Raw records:
--

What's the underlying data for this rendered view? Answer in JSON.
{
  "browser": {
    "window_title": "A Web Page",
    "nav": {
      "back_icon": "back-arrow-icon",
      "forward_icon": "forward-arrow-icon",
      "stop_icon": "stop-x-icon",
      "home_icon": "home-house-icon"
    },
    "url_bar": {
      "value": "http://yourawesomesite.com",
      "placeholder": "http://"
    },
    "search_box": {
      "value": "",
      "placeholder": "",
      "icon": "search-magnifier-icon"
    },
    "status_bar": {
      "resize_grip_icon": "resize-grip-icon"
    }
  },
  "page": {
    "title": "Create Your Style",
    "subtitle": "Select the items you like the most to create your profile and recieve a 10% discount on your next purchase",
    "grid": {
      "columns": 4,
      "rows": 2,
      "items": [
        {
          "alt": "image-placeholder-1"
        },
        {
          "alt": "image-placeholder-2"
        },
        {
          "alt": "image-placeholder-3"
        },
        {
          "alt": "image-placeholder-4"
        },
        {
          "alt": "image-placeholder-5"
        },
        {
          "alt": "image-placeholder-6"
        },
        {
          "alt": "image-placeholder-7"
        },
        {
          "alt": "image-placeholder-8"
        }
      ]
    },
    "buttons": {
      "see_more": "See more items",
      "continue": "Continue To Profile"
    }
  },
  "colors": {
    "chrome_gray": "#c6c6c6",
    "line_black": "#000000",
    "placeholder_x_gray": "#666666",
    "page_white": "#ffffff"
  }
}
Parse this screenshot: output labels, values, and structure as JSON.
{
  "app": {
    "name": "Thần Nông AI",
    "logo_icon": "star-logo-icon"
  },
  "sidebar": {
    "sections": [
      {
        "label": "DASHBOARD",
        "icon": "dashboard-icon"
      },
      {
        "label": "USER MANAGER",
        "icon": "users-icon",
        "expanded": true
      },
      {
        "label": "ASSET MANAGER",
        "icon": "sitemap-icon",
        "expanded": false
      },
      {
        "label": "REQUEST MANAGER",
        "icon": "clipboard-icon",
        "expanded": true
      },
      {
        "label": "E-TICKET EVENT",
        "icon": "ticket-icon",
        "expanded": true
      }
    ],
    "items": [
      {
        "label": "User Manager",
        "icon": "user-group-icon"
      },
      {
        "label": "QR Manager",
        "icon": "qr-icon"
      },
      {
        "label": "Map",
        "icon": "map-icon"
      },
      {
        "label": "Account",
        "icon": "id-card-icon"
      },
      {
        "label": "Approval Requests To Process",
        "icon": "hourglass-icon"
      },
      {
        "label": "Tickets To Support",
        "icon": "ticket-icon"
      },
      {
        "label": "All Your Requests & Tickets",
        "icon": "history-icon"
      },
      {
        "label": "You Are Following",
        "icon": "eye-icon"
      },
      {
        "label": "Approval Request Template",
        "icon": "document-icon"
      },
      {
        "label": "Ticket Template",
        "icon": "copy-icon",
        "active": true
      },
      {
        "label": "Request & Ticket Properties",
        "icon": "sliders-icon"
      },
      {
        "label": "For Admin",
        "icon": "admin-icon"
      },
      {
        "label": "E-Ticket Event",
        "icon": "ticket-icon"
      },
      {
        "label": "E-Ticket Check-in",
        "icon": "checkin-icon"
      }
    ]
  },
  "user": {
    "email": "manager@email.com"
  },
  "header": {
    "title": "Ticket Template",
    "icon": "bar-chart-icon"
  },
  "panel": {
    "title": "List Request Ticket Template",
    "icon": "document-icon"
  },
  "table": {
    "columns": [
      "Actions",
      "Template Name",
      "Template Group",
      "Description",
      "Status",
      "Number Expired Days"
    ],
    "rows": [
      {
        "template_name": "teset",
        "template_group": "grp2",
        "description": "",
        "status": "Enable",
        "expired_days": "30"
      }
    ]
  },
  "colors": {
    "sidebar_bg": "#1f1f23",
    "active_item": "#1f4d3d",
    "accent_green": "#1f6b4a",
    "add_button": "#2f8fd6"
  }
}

--

§ Exercise directions: Where a line holds the string "Approval", copy that line.

§ Exercise response:
        "label": "Approval Requests To Process",
        "label": "Approval Request Template",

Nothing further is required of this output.